Objective
Tally the lines of the listing that contain the word "start", then give the total and nothing else.

Rows
::::::::

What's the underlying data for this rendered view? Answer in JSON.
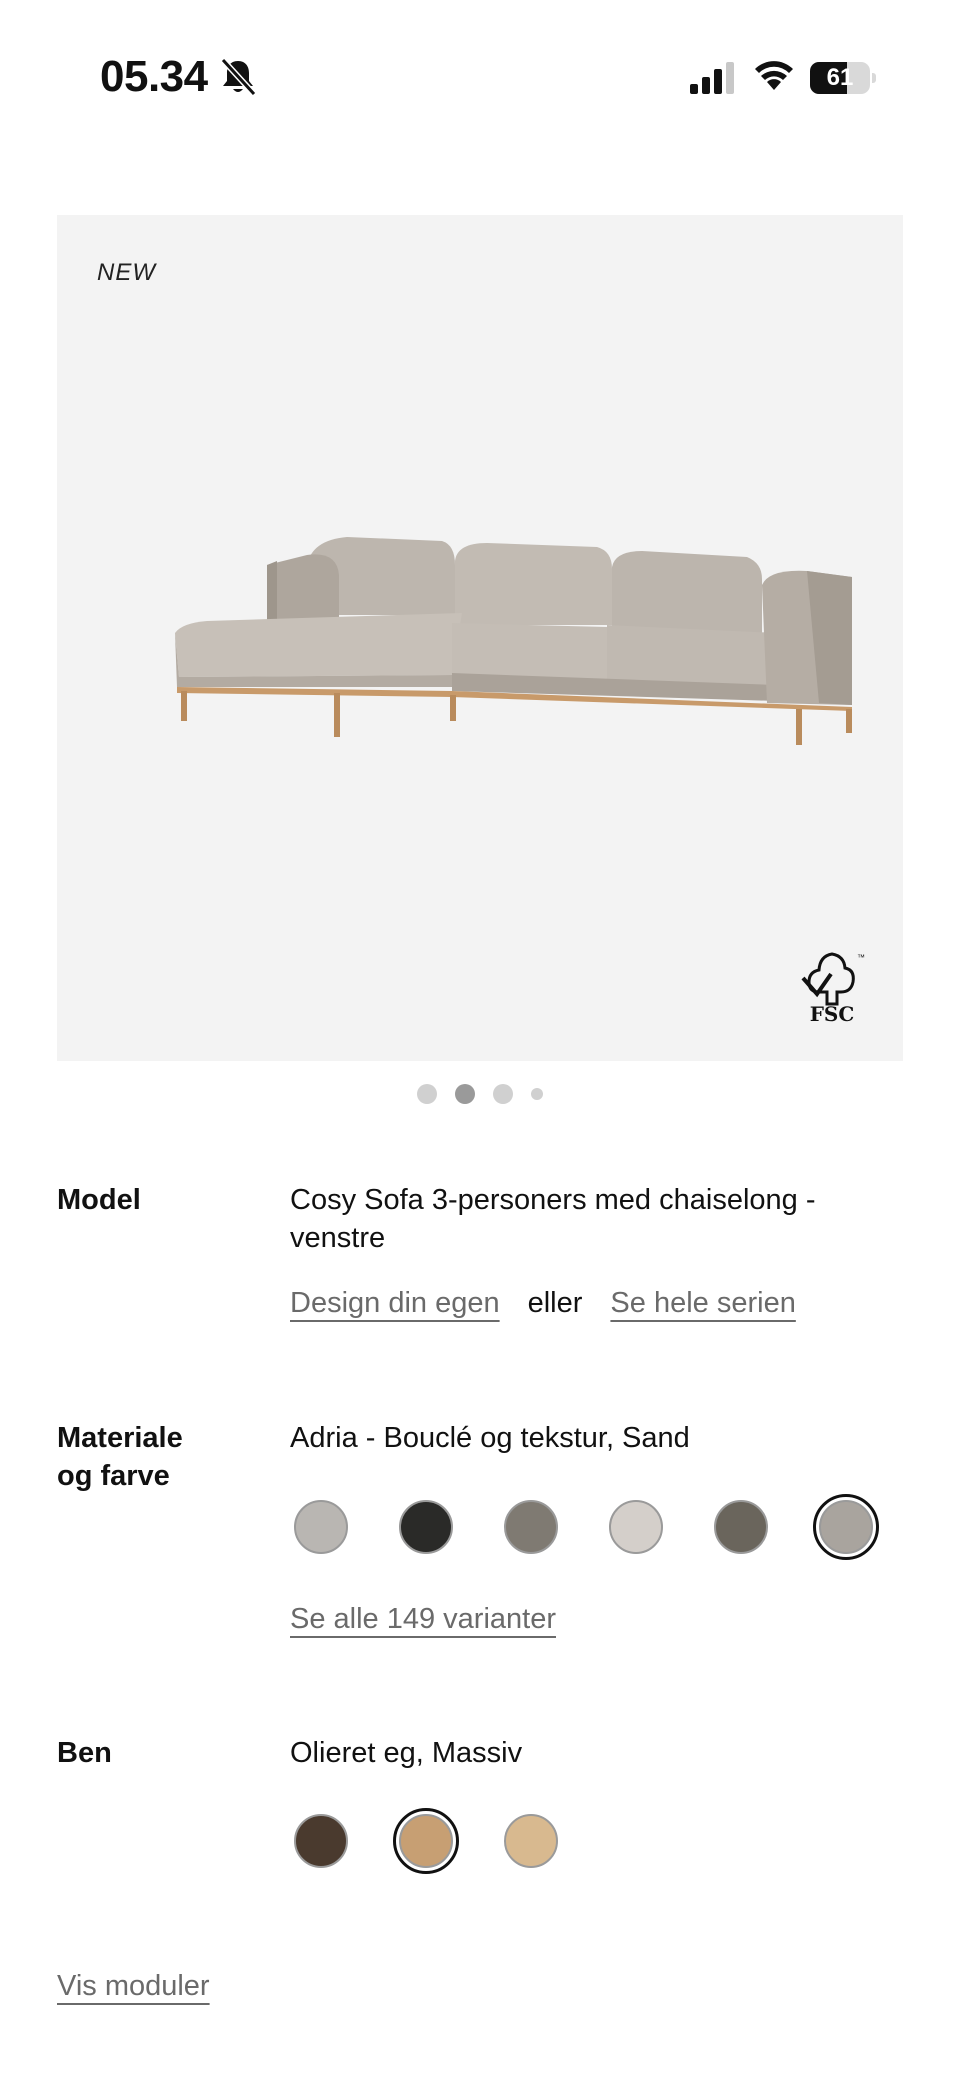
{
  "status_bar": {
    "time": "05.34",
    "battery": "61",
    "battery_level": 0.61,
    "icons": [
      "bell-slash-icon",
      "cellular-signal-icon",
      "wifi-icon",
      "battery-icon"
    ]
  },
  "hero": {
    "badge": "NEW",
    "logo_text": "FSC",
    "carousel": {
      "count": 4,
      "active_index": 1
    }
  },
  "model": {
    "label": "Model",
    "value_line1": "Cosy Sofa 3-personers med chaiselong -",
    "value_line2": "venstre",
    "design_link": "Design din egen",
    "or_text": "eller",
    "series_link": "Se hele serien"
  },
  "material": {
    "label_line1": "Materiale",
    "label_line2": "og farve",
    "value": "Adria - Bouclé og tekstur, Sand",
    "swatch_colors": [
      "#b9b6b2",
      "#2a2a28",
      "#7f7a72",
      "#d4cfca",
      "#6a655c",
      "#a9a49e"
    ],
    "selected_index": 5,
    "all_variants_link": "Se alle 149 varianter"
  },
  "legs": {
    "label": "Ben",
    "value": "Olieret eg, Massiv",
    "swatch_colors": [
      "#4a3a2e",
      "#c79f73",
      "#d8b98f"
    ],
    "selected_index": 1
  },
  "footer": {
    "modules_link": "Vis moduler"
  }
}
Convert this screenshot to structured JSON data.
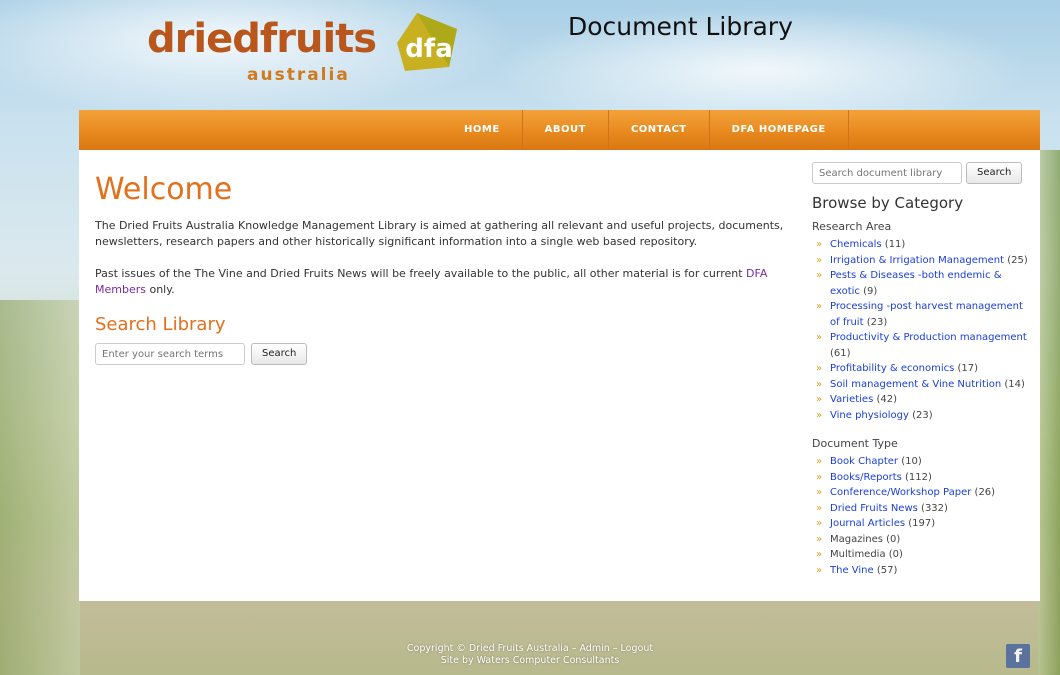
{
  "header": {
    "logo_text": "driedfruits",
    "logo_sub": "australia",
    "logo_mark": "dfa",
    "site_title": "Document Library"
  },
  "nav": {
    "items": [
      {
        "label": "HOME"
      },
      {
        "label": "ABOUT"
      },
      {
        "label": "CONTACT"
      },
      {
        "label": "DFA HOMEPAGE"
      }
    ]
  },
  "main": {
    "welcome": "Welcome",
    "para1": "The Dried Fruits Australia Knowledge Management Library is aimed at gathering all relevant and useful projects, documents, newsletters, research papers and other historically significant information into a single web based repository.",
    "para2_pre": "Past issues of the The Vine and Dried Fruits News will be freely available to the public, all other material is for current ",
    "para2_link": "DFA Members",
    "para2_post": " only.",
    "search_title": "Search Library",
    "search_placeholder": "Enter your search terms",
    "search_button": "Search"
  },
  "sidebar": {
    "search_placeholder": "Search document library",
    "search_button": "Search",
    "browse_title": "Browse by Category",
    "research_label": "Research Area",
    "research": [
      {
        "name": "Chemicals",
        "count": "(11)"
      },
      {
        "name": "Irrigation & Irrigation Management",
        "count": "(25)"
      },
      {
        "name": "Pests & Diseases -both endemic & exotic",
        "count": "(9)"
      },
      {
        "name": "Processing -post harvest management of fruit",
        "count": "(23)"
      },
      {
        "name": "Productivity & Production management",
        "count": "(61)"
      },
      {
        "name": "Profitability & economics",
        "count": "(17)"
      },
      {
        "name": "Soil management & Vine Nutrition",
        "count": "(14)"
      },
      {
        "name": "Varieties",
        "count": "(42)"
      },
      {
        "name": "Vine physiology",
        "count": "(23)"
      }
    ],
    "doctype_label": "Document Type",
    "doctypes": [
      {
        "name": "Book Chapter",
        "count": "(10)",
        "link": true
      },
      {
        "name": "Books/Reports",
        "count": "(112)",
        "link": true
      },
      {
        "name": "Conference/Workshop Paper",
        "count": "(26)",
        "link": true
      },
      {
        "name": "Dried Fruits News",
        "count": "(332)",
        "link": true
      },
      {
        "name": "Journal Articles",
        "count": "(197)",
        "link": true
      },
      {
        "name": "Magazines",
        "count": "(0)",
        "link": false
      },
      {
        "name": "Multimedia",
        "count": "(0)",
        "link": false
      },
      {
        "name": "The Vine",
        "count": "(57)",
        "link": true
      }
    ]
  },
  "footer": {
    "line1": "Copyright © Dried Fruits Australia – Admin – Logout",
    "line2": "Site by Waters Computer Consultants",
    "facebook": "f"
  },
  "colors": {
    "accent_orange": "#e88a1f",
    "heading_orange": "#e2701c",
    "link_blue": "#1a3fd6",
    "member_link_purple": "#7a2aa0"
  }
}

::::::::

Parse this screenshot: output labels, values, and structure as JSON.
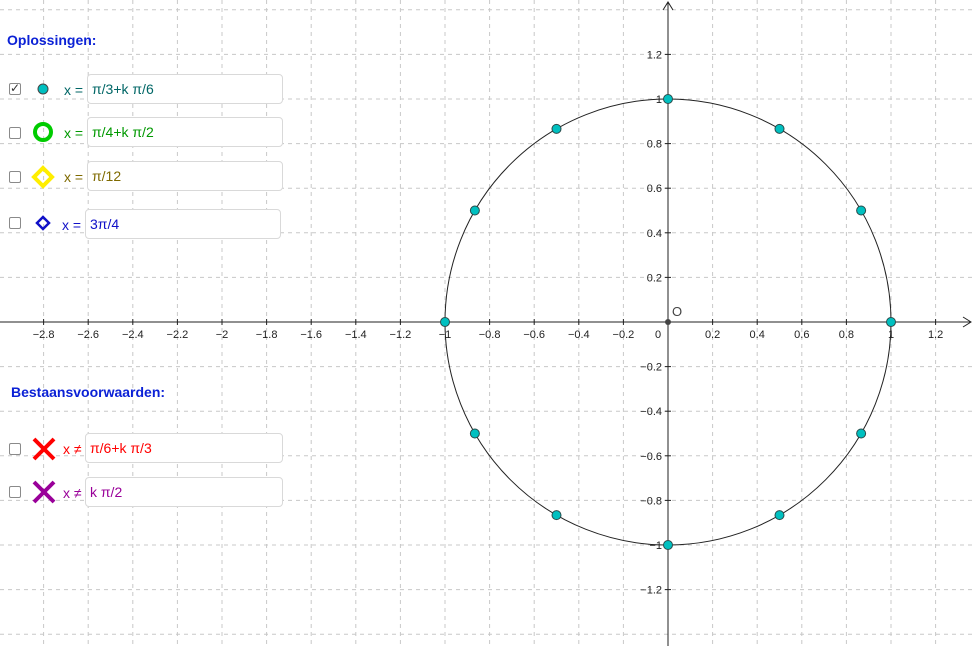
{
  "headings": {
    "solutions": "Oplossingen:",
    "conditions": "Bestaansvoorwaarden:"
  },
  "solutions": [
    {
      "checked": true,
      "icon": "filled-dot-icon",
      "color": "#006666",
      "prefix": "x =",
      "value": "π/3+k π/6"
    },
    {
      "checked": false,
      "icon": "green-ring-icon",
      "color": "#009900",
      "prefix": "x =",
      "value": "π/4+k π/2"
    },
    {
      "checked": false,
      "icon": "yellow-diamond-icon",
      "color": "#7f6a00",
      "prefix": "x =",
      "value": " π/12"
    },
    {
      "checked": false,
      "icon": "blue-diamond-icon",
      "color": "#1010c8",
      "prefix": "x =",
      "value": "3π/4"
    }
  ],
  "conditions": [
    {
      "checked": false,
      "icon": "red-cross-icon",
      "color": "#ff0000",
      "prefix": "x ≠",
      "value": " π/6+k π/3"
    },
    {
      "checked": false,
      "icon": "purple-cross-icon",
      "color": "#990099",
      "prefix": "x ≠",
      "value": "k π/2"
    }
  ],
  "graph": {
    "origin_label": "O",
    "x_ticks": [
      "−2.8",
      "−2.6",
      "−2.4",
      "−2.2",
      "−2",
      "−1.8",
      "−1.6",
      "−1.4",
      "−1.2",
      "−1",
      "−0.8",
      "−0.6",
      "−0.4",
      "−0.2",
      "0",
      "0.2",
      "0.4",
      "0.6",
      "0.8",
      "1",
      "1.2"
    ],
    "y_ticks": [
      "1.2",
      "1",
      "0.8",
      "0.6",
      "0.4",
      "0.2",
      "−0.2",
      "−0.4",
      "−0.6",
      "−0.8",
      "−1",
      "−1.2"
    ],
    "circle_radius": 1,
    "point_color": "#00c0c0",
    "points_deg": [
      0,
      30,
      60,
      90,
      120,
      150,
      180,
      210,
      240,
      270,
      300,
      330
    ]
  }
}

::::::::

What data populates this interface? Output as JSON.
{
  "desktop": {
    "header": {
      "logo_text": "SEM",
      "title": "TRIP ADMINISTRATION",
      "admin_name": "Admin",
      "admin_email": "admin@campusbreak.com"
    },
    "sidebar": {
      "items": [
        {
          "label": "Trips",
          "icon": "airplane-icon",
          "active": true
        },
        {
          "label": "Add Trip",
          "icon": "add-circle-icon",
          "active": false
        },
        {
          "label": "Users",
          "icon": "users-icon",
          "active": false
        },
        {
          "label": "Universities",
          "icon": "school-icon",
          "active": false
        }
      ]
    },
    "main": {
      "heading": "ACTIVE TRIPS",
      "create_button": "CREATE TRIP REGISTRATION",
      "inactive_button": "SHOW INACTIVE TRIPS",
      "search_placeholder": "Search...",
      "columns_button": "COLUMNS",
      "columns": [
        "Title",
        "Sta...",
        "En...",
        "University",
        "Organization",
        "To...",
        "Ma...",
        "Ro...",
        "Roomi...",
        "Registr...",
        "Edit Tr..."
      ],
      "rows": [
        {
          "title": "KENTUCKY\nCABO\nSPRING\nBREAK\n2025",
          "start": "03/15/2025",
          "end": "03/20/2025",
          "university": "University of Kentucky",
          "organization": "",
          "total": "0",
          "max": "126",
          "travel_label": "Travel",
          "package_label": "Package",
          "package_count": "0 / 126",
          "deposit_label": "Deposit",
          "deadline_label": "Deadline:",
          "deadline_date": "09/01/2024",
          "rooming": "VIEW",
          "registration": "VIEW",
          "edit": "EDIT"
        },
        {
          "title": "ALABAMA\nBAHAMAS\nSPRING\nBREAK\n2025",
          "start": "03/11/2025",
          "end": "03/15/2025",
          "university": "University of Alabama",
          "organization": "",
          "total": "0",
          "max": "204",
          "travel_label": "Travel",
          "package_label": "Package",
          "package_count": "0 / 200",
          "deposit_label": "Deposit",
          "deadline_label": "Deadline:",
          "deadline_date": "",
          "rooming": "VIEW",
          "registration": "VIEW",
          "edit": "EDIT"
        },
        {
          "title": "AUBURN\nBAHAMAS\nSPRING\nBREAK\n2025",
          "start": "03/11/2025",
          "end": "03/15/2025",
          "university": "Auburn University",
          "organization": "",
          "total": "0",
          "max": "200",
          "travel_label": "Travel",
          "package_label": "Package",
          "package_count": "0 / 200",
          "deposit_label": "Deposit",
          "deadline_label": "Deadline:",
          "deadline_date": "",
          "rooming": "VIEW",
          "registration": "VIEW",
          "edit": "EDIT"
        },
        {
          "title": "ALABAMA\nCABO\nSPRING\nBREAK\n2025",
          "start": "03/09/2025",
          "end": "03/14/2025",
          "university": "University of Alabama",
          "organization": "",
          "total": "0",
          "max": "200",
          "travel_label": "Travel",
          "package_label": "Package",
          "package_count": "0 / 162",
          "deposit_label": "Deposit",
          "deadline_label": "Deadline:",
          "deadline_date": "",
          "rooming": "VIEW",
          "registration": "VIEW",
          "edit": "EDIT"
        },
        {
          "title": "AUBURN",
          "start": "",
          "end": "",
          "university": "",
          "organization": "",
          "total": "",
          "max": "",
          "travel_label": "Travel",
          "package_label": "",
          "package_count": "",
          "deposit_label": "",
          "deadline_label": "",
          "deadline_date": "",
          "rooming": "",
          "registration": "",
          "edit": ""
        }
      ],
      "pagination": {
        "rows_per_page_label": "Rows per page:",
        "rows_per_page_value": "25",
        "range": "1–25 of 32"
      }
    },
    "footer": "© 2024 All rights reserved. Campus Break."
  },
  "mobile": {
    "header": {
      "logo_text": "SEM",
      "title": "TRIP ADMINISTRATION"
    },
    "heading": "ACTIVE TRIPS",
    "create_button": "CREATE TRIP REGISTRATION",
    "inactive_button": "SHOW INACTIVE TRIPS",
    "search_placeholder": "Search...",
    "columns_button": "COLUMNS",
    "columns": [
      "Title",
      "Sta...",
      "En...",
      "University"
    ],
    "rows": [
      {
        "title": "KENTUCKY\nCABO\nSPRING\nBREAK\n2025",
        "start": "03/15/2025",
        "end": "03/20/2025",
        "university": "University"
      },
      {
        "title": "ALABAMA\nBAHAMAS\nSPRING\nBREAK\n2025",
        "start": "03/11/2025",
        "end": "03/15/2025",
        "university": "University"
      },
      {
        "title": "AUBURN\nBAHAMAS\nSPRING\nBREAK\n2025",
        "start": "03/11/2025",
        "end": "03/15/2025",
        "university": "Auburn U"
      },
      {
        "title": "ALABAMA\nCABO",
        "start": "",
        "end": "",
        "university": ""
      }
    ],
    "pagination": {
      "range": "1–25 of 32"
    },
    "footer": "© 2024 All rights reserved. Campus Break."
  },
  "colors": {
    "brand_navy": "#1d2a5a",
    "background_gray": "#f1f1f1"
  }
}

::::::::

Exercise solution
9